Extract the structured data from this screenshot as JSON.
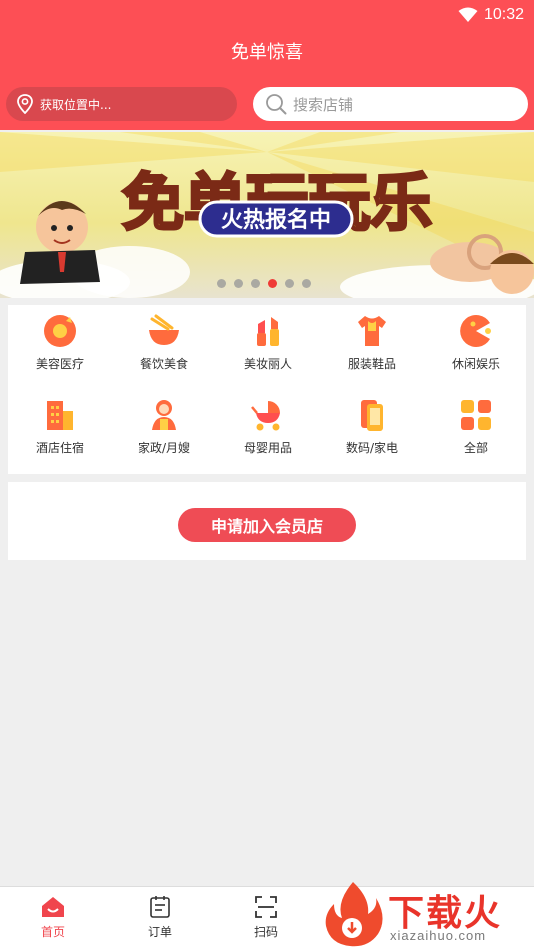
{
  "status_bar": {
    "time": "10:32",
    "icons": [
      "wifi-icon"
    ]
  },
  "header": {
    "title": "免单惊喜"
  },
  "location": {
    "text": "获取位置中...",
    "icon": "location-pin-icon"
  },
  "search": {
    "placeholder": "搜索店铺",
    "icon": "search-icon"
  },
  "banner": {
    "headline": "免单玩玩乐",
    "tag": "火热报名中",
    "dots_total": 6,
    "active_dot": 4
  },
  "categories": [
    {
      "label": "美容医疗",
      "icon": "beauty-medical-icon"
    },
    {
      "label": "餐饮美食",
      "icon": "food-bowl-icon"
    },
    {
      "label": "美妆丽人",
      "icon": "lipstick-icon"
    },
    {
      "label": "服装鞋品",
      "icon": "clothing-icon"
    },
    {
      "label": "休闲娱乐",
      "icon": "pacman-icon"
    },
    {
      "label": "酒店住宿",
      "icon": "hotel-icon"
    },
    {
      "label": "家政/月嫂",
      "icon": "housekeeper-icon"
    },
    {
      "label": "母婴用品",
      "icon": "stroller-icon"
    },
    {
      "label": "数码/家电",
      "icon": "phone-icon"
    },
    {
      "label": "全部",
      "icon": "grid-all-icon"
    }
  ],
  "join": {
    "label": "申请加入会员店"
  },
  "tabs": [
    {
      "label": "首页",
      "icon": "home-icon"
    },
    {
      "label": "订单",
      "icon": "order-icon"
    },
    {
      "label": "扫码",
      "icon": "scan-icon"
    }
  ],
  "watermark": {
    "brand": "下载火",
    "url": "xiazaihuo.com"
  },
  "colors": {
    "primary": "#fd4f55",
    "button": "#ef4c55",
    "background": "#efefef"
  }
}
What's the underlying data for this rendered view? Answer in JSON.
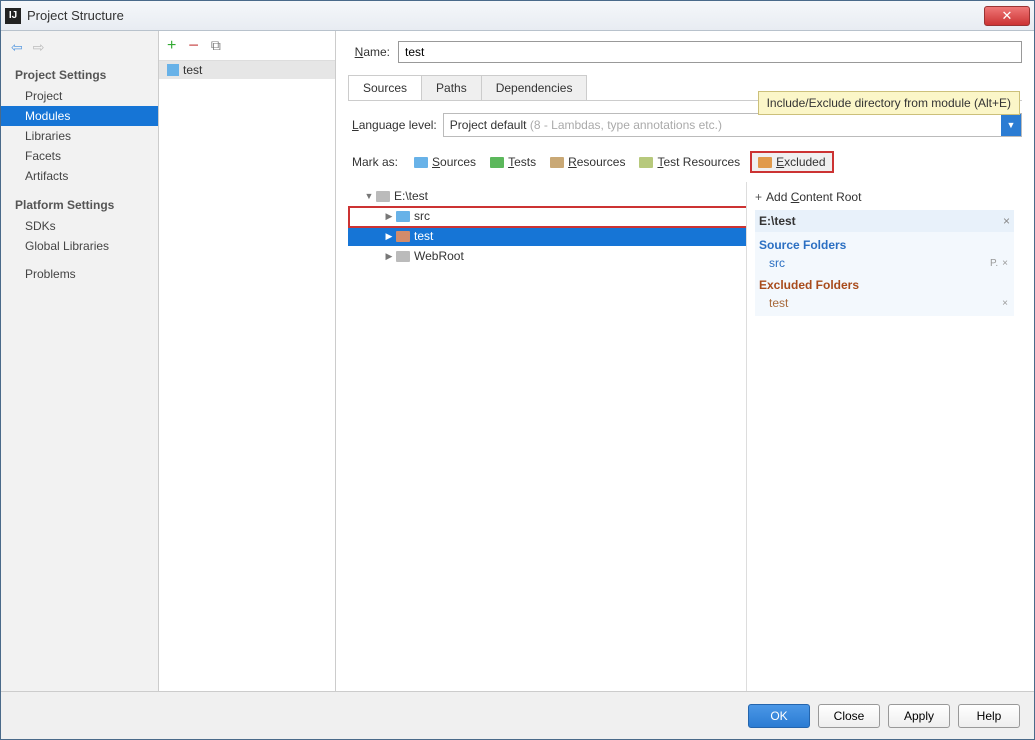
{
  "window": {
    "title": "Project Structure"
  },
  "sidebar": {
    "sections": [
      {
        "title": "Project Settings",
        "items": [
          "Project",
          "Modules",
          "Libraries",
          "Facets",
          "Artifacts"
        ],
        "selected": "Modules"
      },
      {
        "title": "Platform Settings",
        "items": [
          "SDKs",
          "Global Libraries"
        ]
      },
      {
        "title": "",
        "items": [
          "Problems"
        ]
      }
    ]
  },
  "modules": {
    "items": [
      {
        "name": "test"
      }
    ]
  },
  "detail": {
    "name_label": "Name:",
    "name_value": "test",
    "tabs": [
      "Sources",
      "Paths",
      "Dependencies"
    ],
    "active_tab": "Sources",
    "language_label": "Language level:",
    "language_value": "Project default",
    "language_hint": "(8 - Lambdas, type annotations etc.)",
    "tooltip": "Include/Exclude directory from module (Alt+E)",
    "markas_label": "Mark as:",
    "mark_options": [
      {
        "name": "Sources",
        "cls": "ic-sources"
      },
      {
        "name": "Tests",
        "cls": "ic-tests"
      },
      {
        "name": "Resources",
        "cls": "ic-resources"
      },
      {
        "name": "Test Resources",
        "cls": "ic-testres"
      },
      {
        "name": "Excluded",
        "cls": "ic-excluded",
        "highlighted": true
      }
    ],
    "tree": [
      {
        "label": "E:\\test",
        "indent": 1,
        "expanded": true,
        "folder": "plain"
      },
      {
        "label": "src",
        "indent": 2,
        "expanded": false,
        "folder": "src"
      },
      {
        "label": "test",
        "indent": 2,
        "expanded": false,
        "folder": "excl",
        "selected": true
      },
      {
        "label": "WebRoot",
        "indent": 2,
        "expanded": false,
        "folder": "plain"
      }
    ],
    "content_side": {
      "add_label": "Add Content Root",
      "root": "E:\\test",
      "groups": [
        {
          "head": "Source Folders",
          "type": "src",
          "items": [
            {
              "name": "src",
              "suffix": "P"
            }
          ]
        },
        {
          "head": "Excluded Folders",
          "type": "excl",
          "items": [
            {
              "name": "test"
            }
          ]
        }
      ]
    }
  },
  "footer": {
    "ok": "OK",
    "close": "Close",
    "apply": "Apply",
    "help": "Help"
  }
}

+===+

Task brief: Set the pictures aside and transcribe the data above exactly.

Answer in full:
Extract the structured data from this screenshot as JSON.
{
  "status_bar": {
    "time": "10:32",
    "icons": [
      "wifi-icon"
    ]
  },
  "header": {
    "title": "免单惊喜"
  },
  "location": {
    "text": "获取位置中...",
    "icon": "location-pin-icon"
  },
  "search": {
    "placeholder": "搜索店铺",
    "icon": "search-icon"
  },
  "banner": {
    "headline": "免单玩玩乐",
    "tag": "火热报名中",
    "dots_total": 6,
    "active_dot": 4
  },
  "categories": [
    {
      "label": "美容医疗",
      "icon": "beauty-medical-icon"
    },
    {
      "label": "餐饮美食",
      "icon": "food-bowl-icon"
    },
    {
      "label": "美妆丽人",
      "icon": "lipstick-icon"
    },
    {
      "label": "服装鞋品",
      "icon": "clothing-icon"
    },
    {
      "label": "休闲娱乐",
      "icon": "pacman-icon"
    },
    {
      "label": "酒店住宿",
      "icon": "hotel-icon"
    },
    {
      "label": "家政/月嫂",
      "icon": "housekeeper-icon"
    },
    {
      "label": "母婴用品",
      "icon": "stroller-icon"
    },
    {
      "label": "数码/家电",
      "icon": "phone-icon"
    },
    {
      "label": "全部",
      "icon": "grid-all-icon"
    }
  ],
  "join": {
    "label": "申请加入会员店"
  },
  "tabs": [
    {
      "label": "首页",
      "icon": "home-icon"
    },
    {
      "label": "订单",
      "icon": "order-icon"
    },
    {
      "label": "扫码",
      "icon": "scan-icon"
    }
  ],
  "watermark": {
    "brand": "下载火",
    "url": "xiazaihuo.com"
  },
  "colors": {
    "primary": "#fd4f55",
    "button": "#ef4c55",
    "background": "#efefef"
  }
}
What's the underlying data for this rendered view? Answer in JSON.
{
  "window": {
    "title": "Project Structure"
  },
  "sidebar": {
    "sections": [
      {
        "title": "Project Settings",
        "items": [
          "Project",
          "Modules",
          "Libraries",
          "Facets",
          "Artifacts"
        ],
        "selected": "Modules"
      },
      {
        "title": "Platform Settings",
        "items": [
          "SDKs",
          "Global Libraries"
        ]
      },
      {
        "title": "",
        "items": [
          "Problems"
        ]
      }
    ]
  },
  "modules": {
    "items": [
      {
        "name": "test"
      }
    ]
  },
  "detail": {
    "name_label": "Name:",
    "name_value": "test",
    "tabs": [
      "Sources",
      "Paths",
      "Dependencies"
    ],
    "active_tab": "Sources",
    "language_label": "Language level:",
    "language_value": "Project default",
    "language_hint": "(8 - Lambdas, type annotations etc.)",
    "tooltip": "Include/Exclude directory from module (Alt+E)",
    "markas_label": "Mark as:",
    "mark_options": [
      {
        "name": "Sources",
        "cls": "ic-sources"
      },
      {
        "name": "Tests",
        "cls": "ic-tests"
      },
      {
        "name": "Resources",
        "cls": "ic-resources"
      },
      {
        "name": "Test Resources",
        "cls": "ic-testres"
      },
      {
        "name": "Excluded",
        "cls": "ic-excluded",
        "highlighted": true
      }
    ],
    "tree": [
      {
        "label": "E:\\test",
        "indent": 1,
        "expanded": true,
        "folder": "plain"
      },
      {
        "label": "src",
        "indent": 2,
        "expanded": false,
        "folder": "src"
      },
      {
        "label": "test",
        "indent": 2,
        "expanded": false,
        "folder": "excl",
        "selected": true
      },
      {
        "label": "WebRoot",
        "indent": 2,
        "expanded": false,
        "folder": "plain"
      }
    ],
    "content_side": {
      "add_label": "Add Content Root",
      "root": "E:\\test",
      "groups": [
        {
          "head": "Source Folders",
          "type": "src",
          "items": [
            {
              "name": "src",
              "suffix": "P"
            }
          ]
        },
        {
          "head": "Excluded Folders",
          "type": "excl",
          "items": [
            {
              "name": "test"
            }
          ]
        }
      ]
    }
  },
  "footer": {
    "ok": "OK",
    "close": "Close",
    "apply": "Apply",
    "help": "Help"
  }
}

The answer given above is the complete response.